Start The data

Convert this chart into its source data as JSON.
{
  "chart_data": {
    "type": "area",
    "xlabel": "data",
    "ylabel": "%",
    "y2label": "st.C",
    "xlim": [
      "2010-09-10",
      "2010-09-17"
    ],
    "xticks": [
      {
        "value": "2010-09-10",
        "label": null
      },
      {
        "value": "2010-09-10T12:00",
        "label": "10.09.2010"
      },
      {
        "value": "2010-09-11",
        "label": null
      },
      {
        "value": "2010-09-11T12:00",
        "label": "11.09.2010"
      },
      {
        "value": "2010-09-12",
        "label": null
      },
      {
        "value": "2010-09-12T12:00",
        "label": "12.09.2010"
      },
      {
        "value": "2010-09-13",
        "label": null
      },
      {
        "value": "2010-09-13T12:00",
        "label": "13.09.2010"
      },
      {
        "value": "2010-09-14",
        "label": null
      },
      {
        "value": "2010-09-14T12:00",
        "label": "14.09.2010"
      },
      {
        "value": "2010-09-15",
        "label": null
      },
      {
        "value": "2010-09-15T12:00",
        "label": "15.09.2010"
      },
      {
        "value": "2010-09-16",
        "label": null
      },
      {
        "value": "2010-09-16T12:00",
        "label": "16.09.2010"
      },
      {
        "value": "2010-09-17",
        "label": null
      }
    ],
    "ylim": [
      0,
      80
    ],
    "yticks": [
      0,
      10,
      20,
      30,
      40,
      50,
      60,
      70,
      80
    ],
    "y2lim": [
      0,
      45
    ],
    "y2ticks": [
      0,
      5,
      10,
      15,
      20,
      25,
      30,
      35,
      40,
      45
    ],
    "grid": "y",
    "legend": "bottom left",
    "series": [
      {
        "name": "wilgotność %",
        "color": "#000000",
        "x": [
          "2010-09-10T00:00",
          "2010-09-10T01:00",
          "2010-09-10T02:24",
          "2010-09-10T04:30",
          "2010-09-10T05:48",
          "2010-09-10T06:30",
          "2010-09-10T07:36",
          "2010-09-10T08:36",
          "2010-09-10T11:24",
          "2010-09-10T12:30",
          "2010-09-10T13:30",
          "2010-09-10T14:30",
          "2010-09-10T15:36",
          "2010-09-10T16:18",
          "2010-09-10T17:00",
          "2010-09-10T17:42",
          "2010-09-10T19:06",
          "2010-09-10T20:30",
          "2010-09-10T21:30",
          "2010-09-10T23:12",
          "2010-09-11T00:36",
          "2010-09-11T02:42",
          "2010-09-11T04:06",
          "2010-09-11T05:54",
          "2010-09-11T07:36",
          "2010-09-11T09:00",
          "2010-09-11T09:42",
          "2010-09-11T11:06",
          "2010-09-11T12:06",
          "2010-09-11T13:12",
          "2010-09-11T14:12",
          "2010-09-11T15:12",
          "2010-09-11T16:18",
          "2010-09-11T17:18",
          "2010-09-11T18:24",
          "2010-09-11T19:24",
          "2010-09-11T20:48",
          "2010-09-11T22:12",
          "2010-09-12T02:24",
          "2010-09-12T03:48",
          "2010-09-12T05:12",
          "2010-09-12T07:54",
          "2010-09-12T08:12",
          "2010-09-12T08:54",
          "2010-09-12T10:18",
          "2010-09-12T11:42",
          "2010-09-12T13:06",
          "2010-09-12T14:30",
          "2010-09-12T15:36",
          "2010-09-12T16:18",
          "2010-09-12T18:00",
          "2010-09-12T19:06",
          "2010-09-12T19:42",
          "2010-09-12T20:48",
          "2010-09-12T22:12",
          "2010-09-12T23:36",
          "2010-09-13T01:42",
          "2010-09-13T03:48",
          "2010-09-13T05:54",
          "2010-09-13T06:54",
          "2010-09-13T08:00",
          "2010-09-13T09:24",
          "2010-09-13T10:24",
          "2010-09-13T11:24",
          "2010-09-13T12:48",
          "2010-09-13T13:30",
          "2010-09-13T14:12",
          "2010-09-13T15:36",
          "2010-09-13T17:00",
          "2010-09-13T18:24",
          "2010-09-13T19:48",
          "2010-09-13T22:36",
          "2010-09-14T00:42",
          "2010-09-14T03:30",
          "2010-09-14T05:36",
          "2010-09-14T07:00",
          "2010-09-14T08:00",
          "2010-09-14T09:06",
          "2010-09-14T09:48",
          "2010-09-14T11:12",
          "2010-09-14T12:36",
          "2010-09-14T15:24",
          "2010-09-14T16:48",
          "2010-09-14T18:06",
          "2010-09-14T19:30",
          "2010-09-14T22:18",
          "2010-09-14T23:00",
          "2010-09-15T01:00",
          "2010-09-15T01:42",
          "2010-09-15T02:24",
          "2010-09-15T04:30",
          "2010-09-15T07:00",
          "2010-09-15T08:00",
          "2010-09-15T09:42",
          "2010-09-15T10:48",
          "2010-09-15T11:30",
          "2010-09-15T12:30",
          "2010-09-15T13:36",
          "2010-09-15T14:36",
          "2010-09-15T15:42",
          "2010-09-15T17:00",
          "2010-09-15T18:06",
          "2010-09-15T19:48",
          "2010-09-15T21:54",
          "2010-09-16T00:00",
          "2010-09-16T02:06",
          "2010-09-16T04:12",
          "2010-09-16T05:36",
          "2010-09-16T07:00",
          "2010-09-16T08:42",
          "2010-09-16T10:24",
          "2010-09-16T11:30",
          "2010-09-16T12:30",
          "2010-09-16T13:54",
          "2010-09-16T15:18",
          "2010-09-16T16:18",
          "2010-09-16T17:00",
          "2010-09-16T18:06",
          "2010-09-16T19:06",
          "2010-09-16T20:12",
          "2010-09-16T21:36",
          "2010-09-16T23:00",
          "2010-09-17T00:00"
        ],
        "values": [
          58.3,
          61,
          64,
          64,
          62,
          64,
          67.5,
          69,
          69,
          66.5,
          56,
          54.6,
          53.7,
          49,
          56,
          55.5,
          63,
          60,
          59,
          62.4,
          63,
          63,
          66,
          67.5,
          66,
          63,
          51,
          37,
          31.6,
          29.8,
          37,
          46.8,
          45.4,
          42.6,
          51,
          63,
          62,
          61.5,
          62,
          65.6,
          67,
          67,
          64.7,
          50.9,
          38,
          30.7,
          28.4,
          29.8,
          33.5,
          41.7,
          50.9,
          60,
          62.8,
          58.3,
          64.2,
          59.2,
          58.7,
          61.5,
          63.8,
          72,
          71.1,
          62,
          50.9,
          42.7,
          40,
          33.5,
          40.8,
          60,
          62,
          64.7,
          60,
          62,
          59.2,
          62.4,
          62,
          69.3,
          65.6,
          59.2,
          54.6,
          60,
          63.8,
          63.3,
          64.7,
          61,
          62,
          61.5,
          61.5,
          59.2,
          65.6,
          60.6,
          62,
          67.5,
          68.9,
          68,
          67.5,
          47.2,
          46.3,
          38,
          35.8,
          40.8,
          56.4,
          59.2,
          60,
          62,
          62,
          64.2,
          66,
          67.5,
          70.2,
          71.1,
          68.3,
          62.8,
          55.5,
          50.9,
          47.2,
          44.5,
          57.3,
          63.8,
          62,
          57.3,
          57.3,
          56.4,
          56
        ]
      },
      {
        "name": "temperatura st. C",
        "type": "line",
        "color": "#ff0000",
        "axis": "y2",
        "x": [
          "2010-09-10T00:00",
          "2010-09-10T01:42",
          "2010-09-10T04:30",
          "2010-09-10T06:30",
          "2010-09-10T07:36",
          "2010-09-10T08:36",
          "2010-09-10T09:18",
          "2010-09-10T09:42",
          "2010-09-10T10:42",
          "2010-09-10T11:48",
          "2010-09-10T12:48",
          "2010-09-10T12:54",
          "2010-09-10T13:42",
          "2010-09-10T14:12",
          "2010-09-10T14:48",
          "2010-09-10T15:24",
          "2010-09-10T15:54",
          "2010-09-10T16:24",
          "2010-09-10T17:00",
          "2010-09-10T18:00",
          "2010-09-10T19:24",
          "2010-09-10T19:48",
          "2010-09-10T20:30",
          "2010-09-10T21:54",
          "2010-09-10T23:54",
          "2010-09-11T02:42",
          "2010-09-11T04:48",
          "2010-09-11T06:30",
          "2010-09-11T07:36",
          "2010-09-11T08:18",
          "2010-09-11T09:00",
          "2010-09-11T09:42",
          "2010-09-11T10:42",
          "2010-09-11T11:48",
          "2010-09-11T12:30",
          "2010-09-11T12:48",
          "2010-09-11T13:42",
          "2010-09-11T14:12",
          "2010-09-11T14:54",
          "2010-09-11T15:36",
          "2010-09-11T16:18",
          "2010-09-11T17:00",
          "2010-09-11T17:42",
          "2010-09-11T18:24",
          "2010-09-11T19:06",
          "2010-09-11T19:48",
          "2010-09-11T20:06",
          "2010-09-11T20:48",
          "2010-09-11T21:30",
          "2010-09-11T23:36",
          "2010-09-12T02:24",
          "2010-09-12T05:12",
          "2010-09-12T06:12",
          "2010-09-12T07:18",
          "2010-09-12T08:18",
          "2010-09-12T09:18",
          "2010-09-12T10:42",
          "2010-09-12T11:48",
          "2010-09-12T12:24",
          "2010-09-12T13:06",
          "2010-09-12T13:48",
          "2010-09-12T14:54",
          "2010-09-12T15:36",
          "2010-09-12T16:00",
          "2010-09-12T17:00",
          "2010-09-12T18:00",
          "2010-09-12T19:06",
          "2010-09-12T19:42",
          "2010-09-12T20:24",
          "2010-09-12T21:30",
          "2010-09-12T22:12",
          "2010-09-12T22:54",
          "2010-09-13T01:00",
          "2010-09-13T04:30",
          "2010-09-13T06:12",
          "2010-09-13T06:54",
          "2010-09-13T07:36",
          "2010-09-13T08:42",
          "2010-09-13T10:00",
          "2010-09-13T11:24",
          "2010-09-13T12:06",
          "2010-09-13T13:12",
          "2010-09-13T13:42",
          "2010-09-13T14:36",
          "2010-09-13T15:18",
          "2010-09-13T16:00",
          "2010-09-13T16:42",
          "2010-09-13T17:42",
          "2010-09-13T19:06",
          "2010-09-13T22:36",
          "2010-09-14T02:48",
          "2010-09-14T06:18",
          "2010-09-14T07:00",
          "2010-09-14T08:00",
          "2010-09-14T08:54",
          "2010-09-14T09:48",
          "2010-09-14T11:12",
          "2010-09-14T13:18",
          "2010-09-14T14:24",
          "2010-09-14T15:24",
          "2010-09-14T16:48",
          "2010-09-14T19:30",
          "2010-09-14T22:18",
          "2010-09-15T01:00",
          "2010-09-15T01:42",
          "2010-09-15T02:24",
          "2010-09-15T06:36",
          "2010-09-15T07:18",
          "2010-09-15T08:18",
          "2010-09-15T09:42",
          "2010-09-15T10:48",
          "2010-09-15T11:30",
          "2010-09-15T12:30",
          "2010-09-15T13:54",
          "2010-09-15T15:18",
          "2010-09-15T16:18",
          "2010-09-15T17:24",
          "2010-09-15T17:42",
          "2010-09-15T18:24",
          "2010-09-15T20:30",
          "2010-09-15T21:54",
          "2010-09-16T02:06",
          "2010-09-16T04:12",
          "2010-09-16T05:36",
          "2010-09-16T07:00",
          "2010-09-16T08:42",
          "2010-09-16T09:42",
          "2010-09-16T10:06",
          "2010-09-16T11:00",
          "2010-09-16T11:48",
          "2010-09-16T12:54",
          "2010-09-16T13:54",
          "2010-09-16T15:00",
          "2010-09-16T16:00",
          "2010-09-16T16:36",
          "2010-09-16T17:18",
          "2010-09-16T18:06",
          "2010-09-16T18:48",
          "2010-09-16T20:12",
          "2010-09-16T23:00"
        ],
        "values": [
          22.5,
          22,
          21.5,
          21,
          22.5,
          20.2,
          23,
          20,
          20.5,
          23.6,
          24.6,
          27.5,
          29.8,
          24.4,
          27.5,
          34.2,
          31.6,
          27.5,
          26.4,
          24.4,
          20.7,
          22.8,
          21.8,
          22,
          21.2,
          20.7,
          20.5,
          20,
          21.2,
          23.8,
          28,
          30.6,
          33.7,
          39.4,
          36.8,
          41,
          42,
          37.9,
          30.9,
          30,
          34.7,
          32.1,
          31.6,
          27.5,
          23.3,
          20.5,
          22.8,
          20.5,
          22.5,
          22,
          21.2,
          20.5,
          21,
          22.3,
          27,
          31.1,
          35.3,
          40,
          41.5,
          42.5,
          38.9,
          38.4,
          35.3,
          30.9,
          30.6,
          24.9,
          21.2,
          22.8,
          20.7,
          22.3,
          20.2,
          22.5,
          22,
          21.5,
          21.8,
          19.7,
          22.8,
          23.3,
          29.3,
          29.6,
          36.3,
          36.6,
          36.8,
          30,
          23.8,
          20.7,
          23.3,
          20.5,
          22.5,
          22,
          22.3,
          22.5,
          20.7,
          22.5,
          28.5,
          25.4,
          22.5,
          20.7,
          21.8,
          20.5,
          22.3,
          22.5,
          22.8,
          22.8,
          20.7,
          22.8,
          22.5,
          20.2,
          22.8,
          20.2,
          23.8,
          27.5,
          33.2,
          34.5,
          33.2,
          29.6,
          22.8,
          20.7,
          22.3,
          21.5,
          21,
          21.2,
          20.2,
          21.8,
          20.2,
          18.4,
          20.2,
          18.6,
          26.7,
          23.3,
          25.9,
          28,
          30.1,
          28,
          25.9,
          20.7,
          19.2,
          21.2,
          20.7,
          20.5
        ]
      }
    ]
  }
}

End The data

_Exercise brief_.
Search the entries for "name" and copy out each line that has it.

_Correct response_.
        "name": "wilgotność %",
        "name": "temperatura st. C",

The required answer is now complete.